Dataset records
---+---

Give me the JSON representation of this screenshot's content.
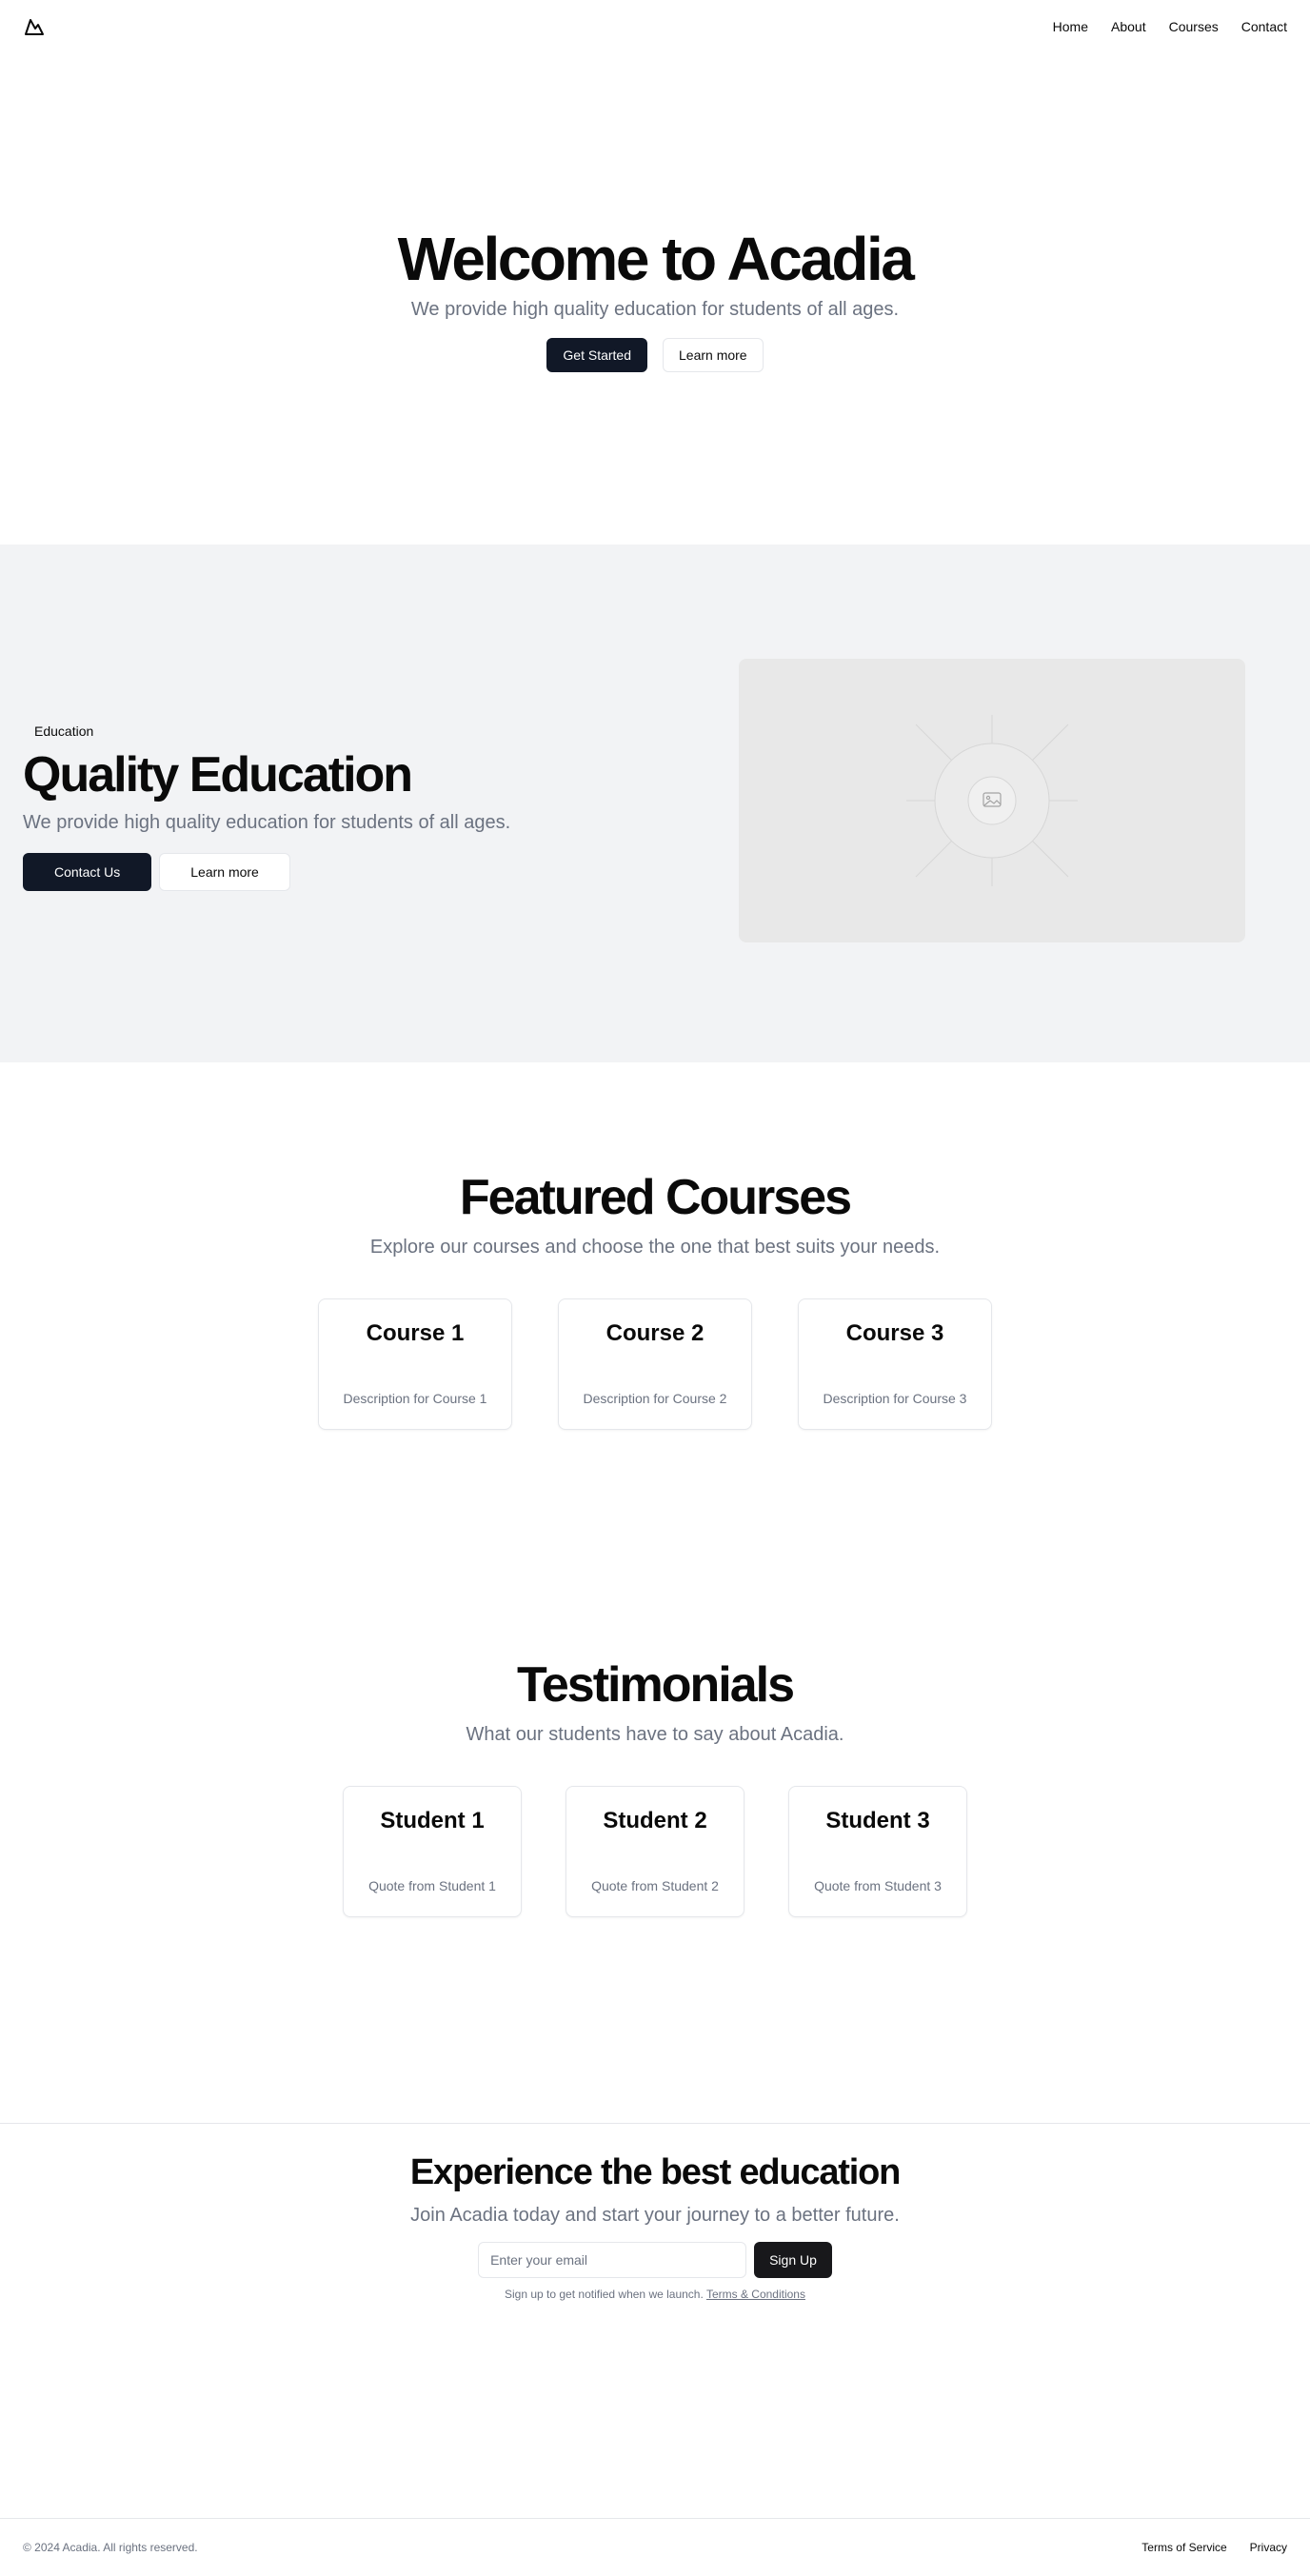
{
  "nav": {
    "logo_icon": "mountain-icon",
    "links": [
      "Home",
      "About",
      "Courses",
      "Contact"
    ]
  },
  "hero": {
    "title": "Welcome to Acadia",
    "subtitle": "We provide high quality education for students of all ages.",
    "primary_button": "Get Started",
    "secondary_button": "Learn more"
  },
  "feature": {
    "badge": "Education",
    "title": "Quality Education",
    "subtitle": "We provide high quality education for students of all ages.",
    "primary_button": "Contact Us",
    "secondary_button": "Learn more",
    "image_icon": "image-placeholder-icon"
  },
  "courses": {
    "title": "Featured Courses",
    "subtitle": "Explore our courses and choose the one that best suits your needs.",
    "items": [
      {
        "title": "Course 1",
        "description": "Description for Course 1"
      },
      {
        "title": "Course 2",
        "description": "Description for Course 2"
      },
      {
        "title": "Course 3",
        "description": "Description for Course 3"
      }
    ]
  },
  "testimonials": {
    "title": "Testimonials",
    "subtitle": "What our students have to say about Acadia.",
    "items": [
      {
        "name": "Student 1",
        "quote": "Quote from Student 1"
      },
      {
        "name": "Student 2",
        "quote": "Quote from Student 2"
      },
      {
        "name": "Student 3",
        "quote": "Quote from Student 3"
      }
    ]
  },
  "cta": {
    "title": "Experience the best education",
    "subtitle": "Join Acadia today and start your journey to a better future.",
    "email_placeholder": "Enter your email",
    "button": "Sign Up",
    "note": "Sign up to get notified when we launch.",
    "terms_link": "Terms & Conditions"
  },
  "footer": {
    "copyright": "© 2024 Acadia. All rights reserved.",
    "links": [
      "Terms of Service",
      "Privacy"
    ]
  },
  "colors": {
    "primary": "#111827",
    "muted_text": "#6b7280",
    "section_bg": "#f2f3f5",
    "border": "#e5e7eb"
  }
}
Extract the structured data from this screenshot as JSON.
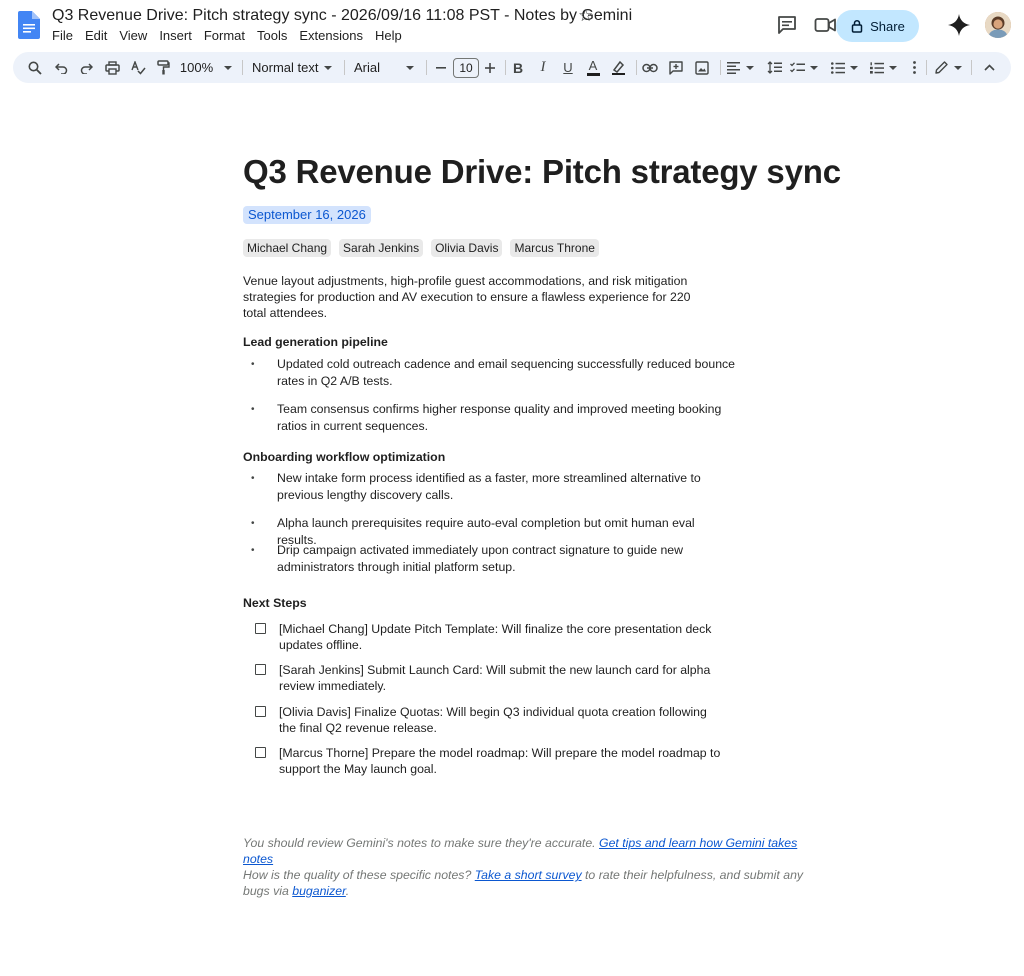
{
  "header": {
    "title": "Q3 Revenue Drive: Pitch strategy sync - 2026/09/16 11:08 PST - Notes by Gemini",
    "menu": [
      "File",
      "Edit",
      "View",
      "Insert",
      "Format",
      "Tools",
      "Extensions",
      "Help"
    ],
    "share_label": "Share"
  },
  "toolbar": {
    "zoom": "100%",
    "style": "Normal text",
    "font": "Arial",
    "font_size": "10"
  },
  "doc": {
    "heading": "Q3 Revenue Drive: Pitch strategy sync",
    "date": "September 16, 2026",
    "attendees": [
      "Michael Chang",
      "Sarah Jenkins",
      "Olivia Davis",
      "Marcus Throne"
    ],
    "summary": "Venue layout adjustments, high-profile guest accommodations, and risk mitigation strategies for production and AV execution to ensure a flawless experience for 220 total attendees.",
    "sections": [
      {
        "title": "Lead generation pipeline",
        "bullets": [
          "Updated cold outreach cadence and email sequencing successfully reduced bounce rates in Q2 A/B tests.",
          "Team consensus confirms higher response quality and improved meeting booking ratios in current sequences."
        ]
      },
      {
        "title": "Onboarding workflow optimization",
        "bullets": [
          "New intake form process identified as a faster, more streamlined alternative to previous lengthy discovery calls.",
          "Alpha launch prerequisites require auto-eval completion but omit human eval results.",
          "Drip campaign activated immediately upon contract signature to guide new administrators through initial platform setup."
        ]
      }
    ],
    "next_steps_title": "Next Steps",
    "next_steps": [
      "[Michael Chang] Update Pitch Template: Will finalize the core presentation deck updates offline.",
      "[Sarah Jenkins] Submit Launch Card: Will submit the new launch card for alpha review immediately.",
      "[Olivia Davis] Finalize Quotas: Will begin Q3 individual quota creation following the final Q2 revenue release.",
      "[Marcus Thorne] Prepare the model roadmap:  Will prepare the model roadmap to support the May launch goal."
    ]
  },
  "footer": {
    "review_text": "You should review Gemini's notes to make sure they're accurate.",
    "tips_link": "Get tips and learn how Gemini takes notes",
    "quality_text": "How is the quality of these specific notes?",
    "survey_link": "Take a short survey",
    "rate_text": "to rate their helpfulness, and submit any bugs via",
    "buganizer_link": "buganizer",
    "period": "."
  },
  "colors": {
    "accent": "#0b57d0",
    "share_bg": "#c2e7ff",
    "toolbar_bg": "#edf2fa",
    "date_chip_bg": "#d3e3fd",
    "chip_bg": "#e9e9e9"
  }
}
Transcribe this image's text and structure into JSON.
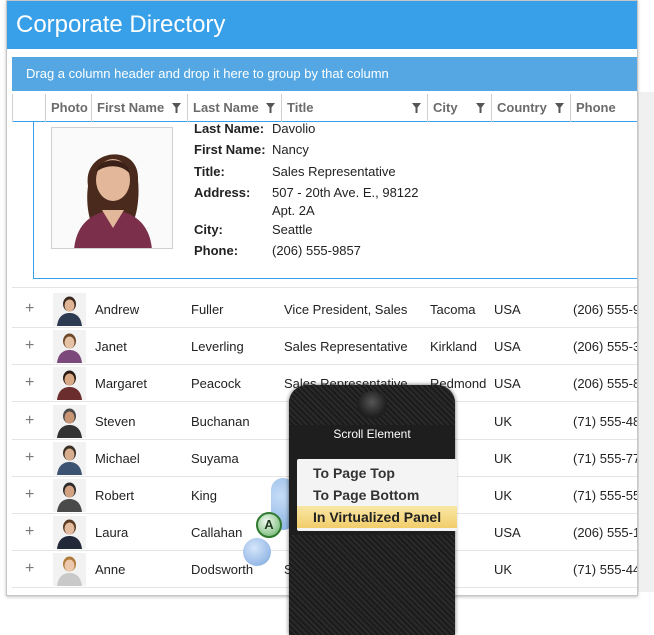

---+---

Brief>
Repeat the entries exactly. Pictures are excluded from the copy.

Solution below>
Give me the JSON representation of this screenshot's content.
{
  "nav": {
    "logo_icon": "mountain-icon",
    "links": [
      "Home",
      "About",
      "Courses",
      "Contact"
    ]
  },
  "hero": {
    "title": "Welcome to Acadia",
    "subtitle": "We provide high quality education for students of all ages.",
    "primary_button": "Get Started",
    "secondary_button": "Learn more"
  },
  "feature": {
    "badge": "Education",
    "title": "Quality Education",
    "subtitle": "We provide high quality education for students of all ages.",
    "primary_button": "Contact Us",
    "secondary_button": "Learn more",
    "image_icon": "image-placeholder-icon"
  },
  "courses": {
    "title": "Featured Courses",
    "subtitle": "Explore our courses and choose the one that best suits your needs.",
    "items": [
      {
        "title": "Course 1",
        "description": "Description for Course 1"
      },
      {
        "title": "Course 2",
        "description": "Description for Course 2"
      },
      {
        "title": "Course 3",
        "description": "Description for Course 3"
      }
    ]
  },
  "testimonials": {
    "title": "Testimonials",
    "subtitle": "What our students have to say about Acadia.",
    "items": [
      {
        "name": "Student 1",
        "quote": "Quote from Student 1"
      },
      {
        "name": "Student 2",
        "quote": "Quote from Student 2"
      },
      {
        "name": "Student 3",
        "quote": "Quote from Student 3"
      }
    ]
  },
  "cta": {
    "title": "Experience the best education",
    "subtitle": "Join Acadia today and start your journey to a better future.",
    "email_placeholder": "Enter your email",
    "button": "Sign Up",
    "note": "Sign up to get notified when we launch.",
    "terms_link": "Terms & Conditions"
  },
  "footer": {
    "copyright": "© 2024 Acadia. All rights reserved.",
    "links": [
      "Terms of Service",
      "Privacy"
    ]
  },
  "colors": {
    "primary": "#111827",
    "muted_text": "#6b7280",
    "section_bg": "#f2f3f5",
    "border": "#e5e7eb"
  }
}
Extract the structured data from this screenshot as JSON.
{
  "header": {
    "title": "Q3 Revenue Drive: Pitch strategy sync - 2026/09/16 11:08 PST - Notes by Gemini",
    "menu": [
      "File",
      "Edit",
      "View",
      "Insert",
      "Format",
      "Tools",
      "Extensions",
      "Help"
    ],
    "share_label": "Share"
  },
  "toolbar": {
    "zoom": "100%",
    "style": "Normal text",
    "font": "Arial",
    "font_size": "10"
  },
  "doc": {
    "heading": "Q3 Revenue Drive: Pitch strategy sync",
    "date": "September 16, 2026",
    "attendees": [
      "Michael Chang",
      "Sarah Jenkins",
      "Olivia Davis",
      "Marcus Throne"
    ],
    "summary": "Venue layout adjustments, high-profile guest accommodations, and risk mitigation strategies for production and AV execution to ensure a flawless experience for 220 total attendees.",
    "sections": [
      {
        "title": "Lead generation pipeline",
        "bullets": [
          "Updated cold outreach cadence and email sequencing successfully reduced bounce rates in Q2 A/B tests.",
          "Team consensus confirms higher response quality and improved meeting booking ratios in current sequences."
        ]
      },
      {
        "title": "Onboarding workflow optimization",
        "bullets": [
          "New intake form process identified as a faster, more streamlined alternative to previous lengthy discovery calls.",
          "Alpha launch prerequisites require auto-eval completion but omit human eval results.",
          "Drip campaign activated immediately upon contract signature to guide new administrators through initial platform setup."
        ]
      }
    ],
    "next_steps_title": "Next Steps",
    "next_steps": [
      "[Michael Chang] Update Pitch Template: Will finalize the core presentation deck updates offline.",
      "[Sarah Jenkins] Submit Launch Card: Will submit the new launch card for alpha review immediately.",
      "[Olivia Davis] Finalize Quotas: Will begin Q3 individual quota creation following the final Q2 revenue release.",
      "[Marcus Thorne] Prepare the model roadmap:  Will prepare the model roadmap to support the May launch goal."
    ]
  },
  "footer": {
    "review_text": "You should review Gemini's notes to make sure they're accurate.",
    "tips_link": "Get tips and learn how Gemini takes notes",
    "quality_text": "How is the quality of these specific notes?",
    "survey_link": "Take a short survey",
    "rate_text": "to rate their helpfulness, and submit any bugs via",
    "buganizer_link": "buganizer",
    "period": "."
  },
  "colors": {
    "accent": "#0b57d0",
    "share_bg": "#c2e7ff",
    "toolbar_bg": "#edf2fa",
    "date_chip_bg": "#d3e3fd",
    "chip_bg": "#e9e9e9"
  }
}
Transcribe this image's text and structure into JSON.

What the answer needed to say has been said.